Objective:
Give a verbatim quotation of every record.

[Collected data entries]
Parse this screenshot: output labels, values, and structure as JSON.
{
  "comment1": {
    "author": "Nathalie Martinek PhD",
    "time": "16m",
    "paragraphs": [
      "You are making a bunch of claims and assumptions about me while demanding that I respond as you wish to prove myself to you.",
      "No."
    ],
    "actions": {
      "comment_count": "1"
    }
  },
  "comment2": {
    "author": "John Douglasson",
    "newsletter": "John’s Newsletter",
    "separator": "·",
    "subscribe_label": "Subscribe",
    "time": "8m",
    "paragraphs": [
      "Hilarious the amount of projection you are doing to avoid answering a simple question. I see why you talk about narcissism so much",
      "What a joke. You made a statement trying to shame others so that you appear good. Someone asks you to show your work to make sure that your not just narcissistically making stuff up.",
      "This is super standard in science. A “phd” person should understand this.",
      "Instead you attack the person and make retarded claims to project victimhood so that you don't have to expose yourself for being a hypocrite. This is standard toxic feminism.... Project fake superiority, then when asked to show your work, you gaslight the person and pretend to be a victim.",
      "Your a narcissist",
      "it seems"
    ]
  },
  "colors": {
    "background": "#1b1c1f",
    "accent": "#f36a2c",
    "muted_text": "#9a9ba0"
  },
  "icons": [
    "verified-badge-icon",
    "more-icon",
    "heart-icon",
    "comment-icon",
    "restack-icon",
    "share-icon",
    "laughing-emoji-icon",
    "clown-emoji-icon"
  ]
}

Completed exercise:
Parse this screenshot: output labels, values, and structure as JSON.
{
  "comment1": {
    "author": "Nathalie Martinek PhD",
    "time": "16m",
    "paragraphs": [
      "You are making a bunch of claims and assumptions about me while demanding that I respond as you wish to prove myself to you.",
      "No."
    ],
    "actions": {
      "comment_count": "1"
    }
  },
  "comment2": {
    "author": "John Douglasson",
    "newsletter": "John’s Newsletter",
    "separator": "·",
    "subscribe_label": "Subscribe",
    "time": "8m",
    "paragraphs": [
      "Hilarious the amount of projection you are doing to avoid answering a simple question. I see why you talk about narcissism so much",
      "What a joke. You made a statement trying to shame others so that you appear good. Someone asks you to show your work to make sure that your not just narcissistically making stuff up.",
      "This is super standard in science. A “phd” person should understand this.",
      "Instead you attack the person and make retarded claims to project victimhood so that you don't have to expose yourself for being a hypocrite. This is standard toxic feminism.... Project fake superiority, then when asked to show your work, you gaslight the person and pretend to be a victim.",
      "Your a narcissist",
      "it seems"
    ]
  },
  "colors": {
    "background": "#1b1c1f",
    "accent": "#f36a2c",
    "muted_text": "#9a9ba0"
  },
  "icons": [
    "verified-badge-icon",
    "more-icon",
    "heart-icon",
    "comment-icon",
    "restack-icon",
    "share-icon",
    "laughing-emoji-icon",
    "clown-emoji-icon"
  ]
}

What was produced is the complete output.